→ **Stored data**
◇ ◇ ◇ ◇ ◇ ◇ ◇

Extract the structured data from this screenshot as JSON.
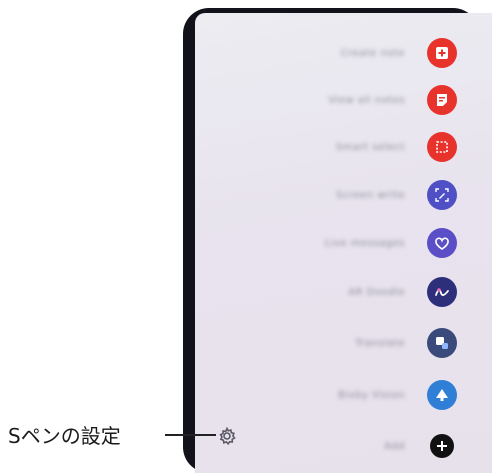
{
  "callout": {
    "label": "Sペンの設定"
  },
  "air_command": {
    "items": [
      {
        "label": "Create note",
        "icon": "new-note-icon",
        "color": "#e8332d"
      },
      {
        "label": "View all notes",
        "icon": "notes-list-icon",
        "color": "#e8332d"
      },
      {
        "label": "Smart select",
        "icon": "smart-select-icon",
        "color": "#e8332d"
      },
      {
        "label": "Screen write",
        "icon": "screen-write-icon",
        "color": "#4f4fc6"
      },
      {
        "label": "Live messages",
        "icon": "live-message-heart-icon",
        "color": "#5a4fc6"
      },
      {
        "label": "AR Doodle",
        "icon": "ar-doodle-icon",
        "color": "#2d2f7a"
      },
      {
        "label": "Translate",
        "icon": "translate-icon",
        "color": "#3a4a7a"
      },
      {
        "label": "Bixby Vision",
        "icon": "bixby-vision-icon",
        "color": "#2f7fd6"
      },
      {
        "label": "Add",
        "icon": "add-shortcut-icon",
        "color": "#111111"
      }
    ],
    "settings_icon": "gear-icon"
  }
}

◇ ◇ ◇ ◇ ◇ ◇ ◇

→ **Problem requirements**
Write out all the records again, exactly, minus any pictures.

→ **Solution**
Extract the structured data from this screenshot as JSON.
{
  "callout": {
    "label": "Sペンの設定"
  },
  "air_command": {
    "items": [
      {
        "label": "Create note",
        "icon": "new-note-icon",
        "color": "#e8332d"
      },
      {
        "label": "View all notes",
        "icon": "notes-list-icon",
        "color": "#e8332d"
      },
      {
        "label": "Smart select",
        "icon": "smart-select-icon",
        "color": "#e8332d"
      },
      {
        "label": "Screen write",
        "icon": "screen-write-icon",
        "color": "#4f4fc6"
      },
      {
        "label": "Live messages",
        "icon": "live-message-heart-icon",
        "color": "#5a4fc6"
      },
      {
        "label": "AR Doodle",
        "icon": "ar-doodle-icon",
        "color": "#2d2f7a"
      },
      {
        "label": "Translate",
        "icon": "translate-icon",
        "color": "#3a4a7a"
      },
      {
        "label": "Bixby Vision",
        "icon": "bixby-vision-icon",
        "color": "#2f7fd6"
      },
      {
        "label": "Add",
        "icon": "add-shortcut-icon",
        "color": "#111111"
      }
    ],
    "settings_icon": "gear-icon"
  }
}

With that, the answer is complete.